## PROBLEM TO WORK ON
Note each line of the listing that contains the string "chevron", and copy it.

··· THE DATA

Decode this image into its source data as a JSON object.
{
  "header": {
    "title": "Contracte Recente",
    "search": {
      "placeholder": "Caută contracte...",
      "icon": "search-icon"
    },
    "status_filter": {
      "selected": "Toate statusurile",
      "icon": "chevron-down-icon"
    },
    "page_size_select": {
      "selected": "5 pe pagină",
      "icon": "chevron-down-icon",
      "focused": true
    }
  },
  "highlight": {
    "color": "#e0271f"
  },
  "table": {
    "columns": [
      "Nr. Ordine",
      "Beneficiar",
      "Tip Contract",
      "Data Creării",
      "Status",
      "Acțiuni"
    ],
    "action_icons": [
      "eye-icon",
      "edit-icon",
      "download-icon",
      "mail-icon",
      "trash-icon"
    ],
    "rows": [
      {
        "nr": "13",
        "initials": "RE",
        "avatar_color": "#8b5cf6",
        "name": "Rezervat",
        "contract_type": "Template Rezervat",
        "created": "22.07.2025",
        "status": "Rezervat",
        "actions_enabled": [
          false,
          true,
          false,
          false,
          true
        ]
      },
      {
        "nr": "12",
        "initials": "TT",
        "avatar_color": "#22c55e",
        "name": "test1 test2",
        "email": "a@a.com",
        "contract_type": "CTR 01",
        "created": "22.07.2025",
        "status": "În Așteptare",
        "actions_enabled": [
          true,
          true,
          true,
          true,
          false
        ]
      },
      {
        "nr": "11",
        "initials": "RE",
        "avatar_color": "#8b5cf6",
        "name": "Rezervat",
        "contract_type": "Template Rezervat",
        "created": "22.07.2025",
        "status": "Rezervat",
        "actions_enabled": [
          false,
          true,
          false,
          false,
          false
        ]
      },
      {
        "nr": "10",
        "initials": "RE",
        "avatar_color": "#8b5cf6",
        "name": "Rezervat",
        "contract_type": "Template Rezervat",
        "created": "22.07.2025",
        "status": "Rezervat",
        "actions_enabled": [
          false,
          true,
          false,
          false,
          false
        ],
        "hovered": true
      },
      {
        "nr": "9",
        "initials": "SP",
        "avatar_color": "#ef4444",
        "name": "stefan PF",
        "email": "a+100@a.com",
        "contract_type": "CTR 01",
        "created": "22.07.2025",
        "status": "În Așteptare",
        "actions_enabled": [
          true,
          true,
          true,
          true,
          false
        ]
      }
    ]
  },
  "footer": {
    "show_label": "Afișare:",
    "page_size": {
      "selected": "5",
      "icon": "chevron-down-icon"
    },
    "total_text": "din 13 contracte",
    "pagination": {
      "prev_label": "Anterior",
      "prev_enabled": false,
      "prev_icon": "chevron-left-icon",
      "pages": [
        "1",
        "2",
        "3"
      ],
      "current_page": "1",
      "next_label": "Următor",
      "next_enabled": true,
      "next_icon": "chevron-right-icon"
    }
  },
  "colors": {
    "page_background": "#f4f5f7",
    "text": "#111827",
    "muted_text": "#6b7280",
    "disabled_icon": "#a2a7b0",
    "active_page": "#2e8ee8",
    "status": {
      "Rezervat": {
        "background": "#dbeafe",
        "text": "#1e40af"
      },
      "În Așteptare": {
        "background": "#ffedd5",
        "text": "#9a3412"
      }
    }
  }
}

······

## FINISHED EXERCISE
      "icon": "chevron-down-icon"
      "icon": "chevron-down-icon",
      "icon": "chevron-down-icon"
      "prev_icon": "chevron-left-icon",
      "next_icon": "chevron-right-icon"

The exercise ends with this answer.